### TASK TO COMPLETE:
Print the entries verbatim, leaving out the images they contain.

(Dataset excerpt)

'''

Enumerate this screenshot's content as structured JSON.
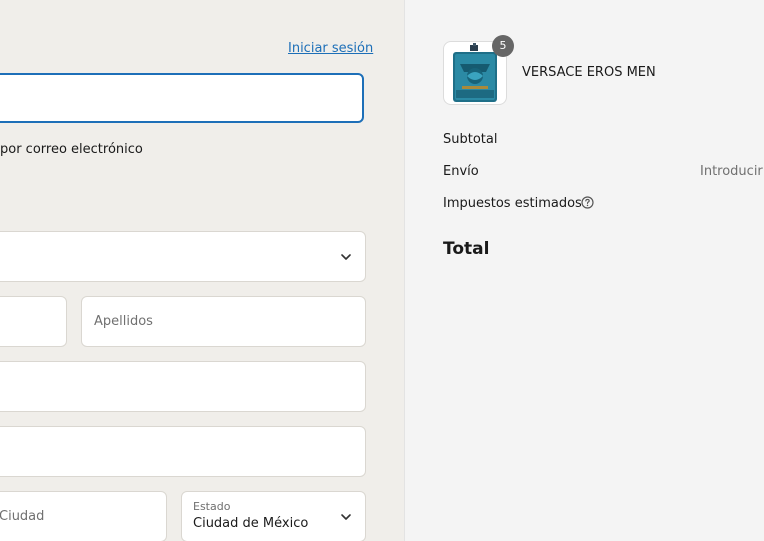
{
  "header": {
    "login_link": "Iniciar sesión"
  },
  "contact": {
    "email_value": "",
    "newsletter_label": "por correo electrónico"
  },
  "delivery": {
    "country_value": "",
    "first_name_value": "",
    "last_name_placeholder": "Apellidos",
    "address_value": "",
    "apartment_value": "",
    "city_placeholder": "Ciudad",
    "state_label": "Estado",
    "state_value": "Ciudad de México"
  },
  "summary": {
    "product": {
      "name": "VERSACE EROS MEN",
      "quantity": "5"
    },
    "subtotal_label": "Subtotal",
    "shipping_label": "Envío",
    "shipping_value": "Introducir",
    "taxes_label": "Impuestos estimados",
    "total_label": "Total"
  },
  "icons": {
    "chevron": "chevron-down-icon",
    "help": "question-circle-icon"
  },
  "colors": {
    "accent": "#1d6fb8",
    "page_bg": "#f0eeea",
    "summary_bg": "#f4f4f4"
  }
}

'''

### RESPONSE TO THIS EXERCISE:
Enumerate this screenshot's content as structured JSON.
{
  "header": {
    "login_link": "Iniciar sesión"
  },
  "contact": {
    "email_value": "",
    "newsletter_label": "por correo electrónico"
  },
  "delivery": {
    "country_value": "",
    "first_name_value": "",
    "last_name_placeholder": "Apellidos",
    "address_value": "",
    "apartment_value": "",
    "city_placeholder": "Ciudad",
    "state_label": "Estado",
    "state_value": "Ciudad de México"
  },
  "summary": {
    "product": {
      "name": "VERSACE EROS MEN",
      "quantity": "5"
    },
    "subtotal_label": "Subtotal",
    "shipping_label": "Envío",
    "shipping_value": "Introducir",
    "taxes_label": "Impuestos estimados",
    "total_label": "Total"
  },
  "icons": {
    "chevron": "chevron-down-icon",
    "help": "question-circle-icon"
  },
  "colors": {
    "accent": "#1d6fb8",
    "page_bg": "#f0eeea",
    "summary_bg": "#f4f4f4"
  }
}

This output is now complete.